## Records provided
━━━

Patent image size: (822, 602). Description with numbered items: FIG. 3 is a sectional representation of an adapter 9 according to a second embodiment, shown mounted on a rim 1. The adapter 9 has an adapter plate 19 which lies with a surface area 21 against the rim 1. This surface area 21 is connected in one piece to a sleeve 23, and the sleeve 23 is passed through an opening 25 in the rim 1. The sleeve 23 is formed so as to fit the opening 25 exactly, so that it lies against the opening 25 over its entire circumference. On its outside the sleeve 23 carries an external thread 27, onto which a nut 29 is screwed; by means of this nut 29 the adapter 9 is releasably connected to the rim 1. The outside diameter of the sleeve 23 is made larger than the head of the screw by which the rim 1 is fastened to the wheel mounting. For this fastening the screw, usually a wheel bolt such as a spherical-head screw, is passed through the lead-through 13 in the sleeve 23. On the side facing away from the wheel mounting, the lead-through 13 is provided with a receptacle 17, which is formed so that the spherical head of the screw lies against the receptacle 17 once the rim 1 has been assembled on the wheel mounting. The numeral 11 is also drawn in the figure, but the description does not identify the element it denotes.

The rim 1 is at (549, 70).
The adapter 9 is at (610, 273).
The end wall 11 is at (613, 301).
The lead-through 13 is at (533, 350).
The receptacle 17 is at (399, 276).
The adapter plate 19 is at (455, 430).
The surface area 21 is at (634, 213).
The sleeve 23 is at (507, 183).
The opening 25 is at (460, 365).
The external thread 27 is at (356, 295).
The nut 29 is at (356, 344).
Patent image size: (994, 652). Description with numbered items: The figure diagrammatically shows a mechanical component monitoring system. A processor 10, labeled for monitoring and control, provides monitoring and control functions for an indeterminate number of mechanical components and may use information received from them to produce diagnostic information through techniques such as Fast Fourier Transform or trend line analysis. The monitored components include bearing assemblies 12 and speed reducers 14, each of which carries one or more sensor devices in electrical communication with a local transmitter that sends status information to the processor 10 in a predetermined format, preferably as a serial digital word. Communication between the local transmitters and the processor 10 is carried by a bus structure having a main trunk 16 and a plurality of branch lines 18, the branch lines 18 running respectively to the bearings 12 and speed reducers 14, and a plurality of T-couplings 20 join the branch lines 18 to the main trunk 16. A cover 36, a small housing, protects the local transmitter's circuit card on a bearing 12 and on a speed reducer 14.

━━━

## What is being asked
Rewrite the lines above with every "Patent image size" changed to "Drawing size" and nothing else altered.

## Full solution
Drawing size: (822, 602). Description with numbered items: FIG. 3 is a sectional representation of an adapter 9 according to a second embodiment, shown mounted on a rim 1. The adapter 9 has an adapter plate 19 which lies with a surface area 21 against the rim 1. This surface area 21 is connected in one piece to a sleeve 23, and the sleeve 23 is passed through an opening 25 in the rim 1. The sleeve 23 is formed so as to fit the opening 25 exactly, so that it lies against the opening 25 over its entire circumference. On its outside the sleeve 23 carries an external thread 27, onto which a nut 29 is screwed; by means of this nut 29 the adapter 9 is releasably connected to the rim 1. The outside diameter of the sleeve 23 is made larger than the head of the screw by which the rim 1 is fastened to the wheel mounting. For this fastening the screw, usually a wheel bolt such as a spherical-head screw, is passed through the lead-through 13 in the sleeve 23. On the side facing away from the wheel mounting, the lead-through 13 is provided with a receptacle 17, which is formed so that the spherical head of the screw lies against the receptacle 17 once the rim 1 has been assembled on the wheel mounting. The numeral 11 is also drawn in the figure, but the description does not identify the element it denotes.

The rim 1 is at (549, 70).
The adapter 9 is at (610, 273).
The end wall 11 is at (613, 301).
The lead-through 13 is at (533, 350).
The receptacle 17 is at (399, 276).
The adapter plate 19 is at (455, 430).
The surface area 21 is at (634, 213).
The sleeve 23 is at (507, 183).
The opening 25 is at (460, 365).
The external thread 27 is at (356, 295).
The nut 29 is at (356, 344).
Drawing size: (994, 652). Description with numbered items: The figure diagrammatically shows a mechanical component monitoring system. A processor 10, labeled for monitoring and control, provides monitoring and control functions for an indeterminate number of mechanical components and may use information received from them to produce diagnostic information through techniques such as Fast Fourier Transform or trend line analysis. The monitored components include bearing assemblies 12 and speed reducers 14, each of which carries one or more sensor devices in electrical communication with a local transmitter that sends status information to the processor 10 in a predetermined format, preferably as a serial digital word. Communication between the local transmitters and the processor 10 is carried by a bus structure having a main trunk 16 and a plurality of branch lines 18, the branch lines 18 running respectively to the bearings 12 and speed reducers 14, and a plurality of T-couplings 20 join the branch lines 18 to the main trunk 16. A cover 36, a small housing, protects the local transmitter's circuit card on a bearing 12 and on a speed reducer 14.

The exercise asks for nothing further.